Data records:
● ● ● ●
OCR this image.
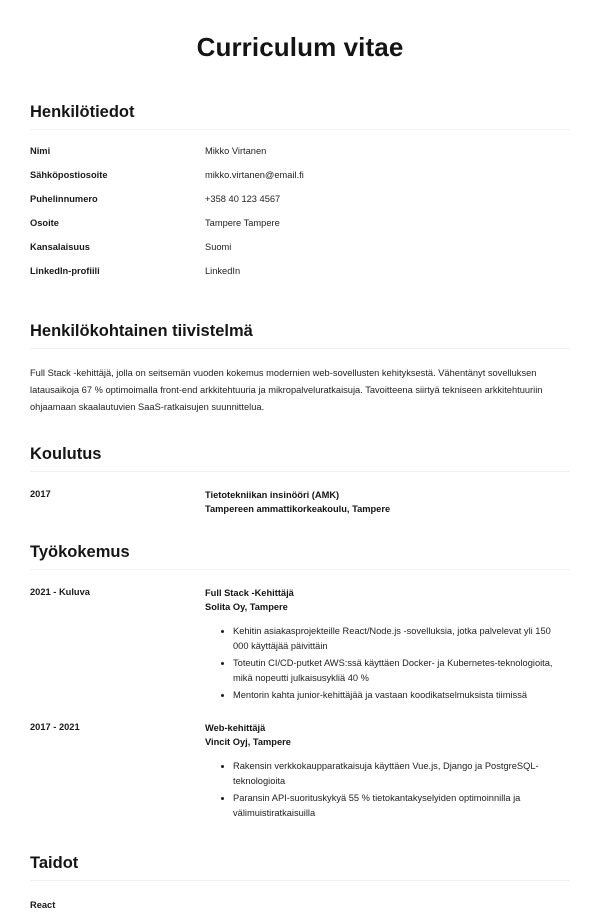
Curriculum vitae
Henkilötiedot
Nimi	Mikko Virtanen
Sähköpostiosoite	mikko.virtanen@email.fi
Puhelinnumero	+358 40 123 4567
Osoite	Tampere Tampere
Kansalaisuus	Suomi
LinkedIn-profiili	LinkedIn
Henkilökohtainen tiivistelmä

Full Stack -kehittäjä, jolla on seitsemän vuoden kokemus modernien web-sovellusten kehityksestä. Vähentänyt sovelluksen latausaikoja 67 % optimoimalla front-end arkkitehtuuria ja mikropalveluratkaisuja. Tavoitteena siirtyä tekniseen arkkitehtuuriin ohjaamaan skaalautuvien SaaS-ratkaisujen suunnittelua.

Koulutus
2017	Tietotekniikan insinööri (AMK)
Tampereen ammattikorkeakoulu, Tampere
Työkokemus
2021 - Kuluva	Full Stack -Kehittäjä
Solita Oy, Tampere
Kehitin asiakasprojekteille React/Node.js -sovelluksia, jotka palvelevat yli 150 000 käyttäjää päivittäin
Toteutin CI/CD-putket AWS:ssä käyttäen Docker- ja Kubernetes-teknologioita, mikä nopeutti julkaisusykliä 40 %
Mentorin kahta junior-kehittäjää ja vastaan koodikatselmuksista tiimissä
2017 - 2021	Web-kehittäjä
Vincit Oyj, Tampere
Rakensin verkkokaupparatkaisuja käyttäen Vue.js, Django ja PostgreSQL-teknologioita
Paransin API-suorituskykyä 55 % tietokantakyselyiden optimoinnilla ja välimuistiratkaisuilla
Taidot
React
● ● ● ●
**What needs to be done:**
Every record must be copied exactly, with images dropped from the result.

**Solution to this task:**
OCR this image.
Curriculum vitae
Henkilötiedot
Nimi	Mikko Virtanen
Sähköpostiosoite	mikko.virtanen@email.fi
Puhelinnumero	+358 40 123 4567
Osoite	Tampere Tampere
Kansalaisuus	Suomi
LinkedIn-profiili	LinkedIn
Henkilökohtainen tiivistelmä

Full Stack -kehittäjä, jolla on seitsemän vuoden kokemus modernien web-sovellusten kehityksestä. Vähentänyt sovelluksen latausaikoja 67 % optimoimalla front-end arkkitehtuuria ja mikropalveluratkaisuja. Tavoitteena siirtyä tekniseen arkkitehtuuriin ohjaamaan skaalautuvien SaaS-ratkaisujen suunnittelua.

Koulutus
2017	Tietotekniikan insinööri (AMK)
Tampereen ammattikorkeakoulu, Tampere
Työkokemus
2021 - Kuluva	Full Stack -Kehittäjä
Solita Oy, Tampere
Kehitin asiakasprojekteille React/Node.js -sovelluksia, jotka palvelevat yli 150 000 käyttäjää päivittäin
Toteutin CI/CD-putket AWS:ssä käyttäen Docker- ja Kubernetes-teknologioita, mikä nopeutti julkaisusykliä 40 %
Mentorin kahta junior-kehittäjää ja vastaan koodikatselmuksista tiimissä
2017 - 2021	Web-kehittäjä
Vincit Oyj, Tampere
Rakensin verkkokaupparatkaisuja käyttäen Vue.js, Django ja PostgreSQL-teknologioita
Paransin API-suorituskykyä 55 % tietokantakyselyiden optimoinnilla ja välimuistiratkaisuilla
Taidot
React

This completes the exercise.